GIVEN PROBLEM:
Copy every line of the records below that holds the word "sans".

Recorded data:
☆ ☆ ☆ ☆ ☆

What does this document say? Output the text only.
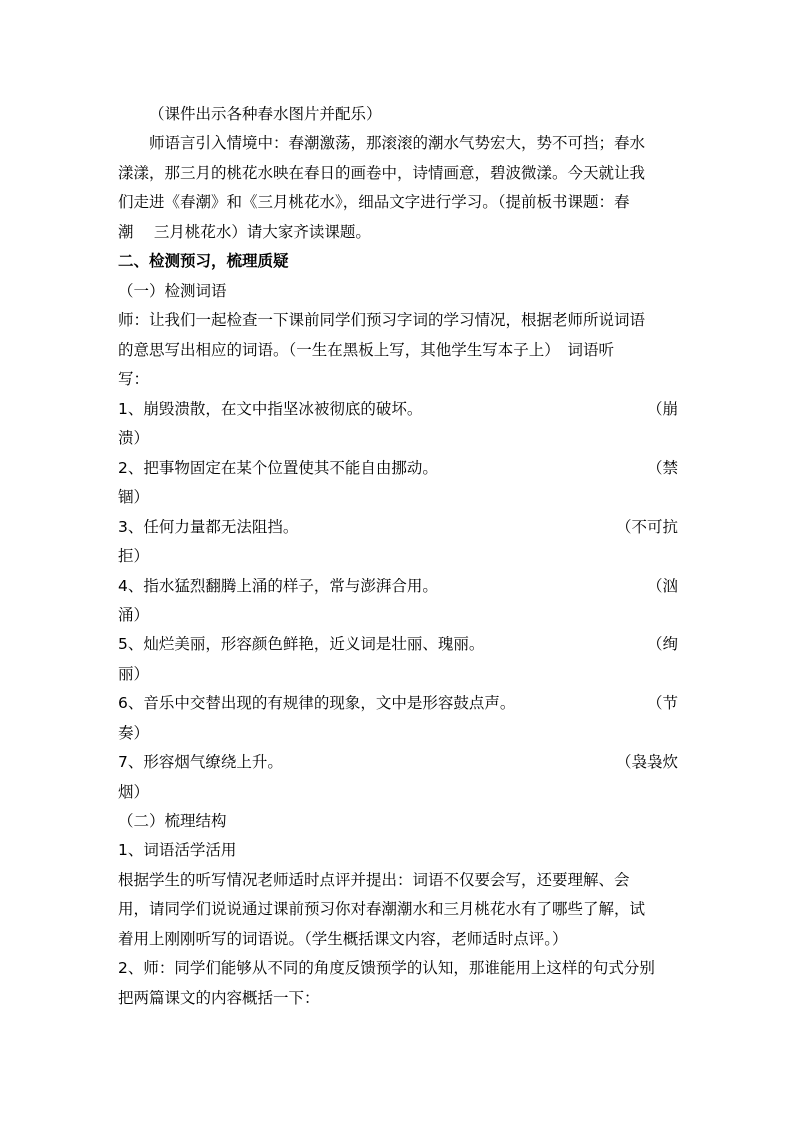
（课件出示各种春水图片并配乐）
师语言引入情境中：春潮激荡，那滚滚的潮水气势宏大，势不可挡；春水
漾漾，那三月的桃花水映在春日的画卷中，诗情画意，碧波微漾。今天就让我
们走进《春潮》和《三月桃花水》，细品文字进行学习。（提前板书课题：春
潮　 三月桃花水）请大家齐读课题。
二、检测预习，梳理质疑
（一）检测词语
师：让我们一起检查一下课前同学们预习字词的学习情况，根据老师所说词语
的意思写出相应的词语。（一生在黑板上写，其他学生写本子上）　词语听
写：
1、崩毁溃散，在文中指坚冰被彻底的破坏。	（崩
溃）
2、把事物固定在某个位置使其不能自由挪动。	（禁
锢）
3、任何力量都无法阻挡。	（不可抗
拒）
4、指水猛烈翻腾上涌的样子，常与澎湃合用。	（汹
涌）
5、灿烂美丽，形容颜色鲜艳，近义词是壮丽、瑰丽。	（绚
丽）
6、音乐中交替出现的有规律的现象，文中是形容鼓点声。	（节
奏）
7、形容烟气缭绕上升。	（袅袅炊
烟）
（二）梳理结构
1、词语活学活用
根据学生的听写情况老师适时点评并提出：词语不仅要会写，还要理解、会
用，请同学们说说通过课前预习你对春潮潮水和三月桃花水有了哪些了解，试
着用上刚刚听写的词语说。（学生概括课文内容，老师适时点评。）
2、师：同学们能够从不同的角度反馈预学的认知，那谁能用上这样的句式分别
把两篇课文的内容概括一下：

☆ ☆ ☆ ☆ ☆

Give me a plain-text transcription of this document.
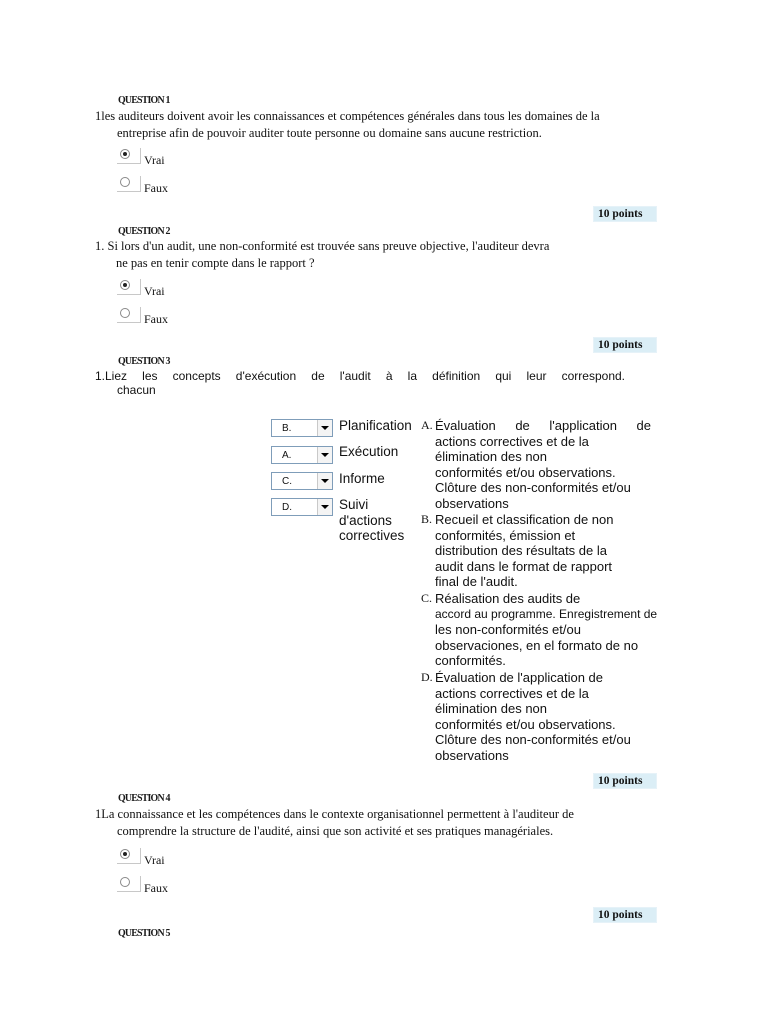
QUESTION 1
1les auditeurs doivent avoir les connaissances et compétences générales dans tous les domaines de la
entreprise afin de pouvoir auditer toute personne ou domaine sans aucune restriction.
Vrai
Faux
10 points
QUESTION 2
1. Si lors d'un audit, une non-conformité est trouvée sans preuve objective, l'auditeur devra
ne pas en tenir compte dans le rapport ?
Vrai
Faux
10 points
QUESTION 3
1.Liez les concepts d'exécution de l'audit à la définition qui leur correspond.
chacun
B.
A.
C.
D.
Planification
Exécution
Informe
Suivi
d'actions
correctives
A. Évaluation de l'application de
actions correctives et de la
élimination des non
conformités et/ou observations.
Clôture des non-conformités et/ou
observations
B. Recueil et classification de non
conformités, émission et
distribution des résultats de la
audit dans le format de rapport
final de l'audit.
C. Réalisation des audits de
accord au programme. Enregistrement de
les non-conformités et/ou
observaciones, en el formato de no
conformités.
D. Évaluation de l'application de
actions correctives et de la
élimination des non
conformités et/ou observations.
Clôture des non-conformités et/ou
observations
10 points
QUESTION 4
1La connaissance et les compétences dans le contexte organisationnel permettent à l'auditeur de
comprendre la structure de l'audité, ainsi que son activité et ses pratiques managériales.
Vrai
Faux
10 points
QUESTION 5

☆ ☆ ☆ ☆ ☆

TASK ANSWER:
entreprise afin de pouvoir auditer toute personne ou domaine sans aucune restriction.
1. Si lors d'un audit, une non-conformité est trouvée sans preuve objective, l'auditeur devra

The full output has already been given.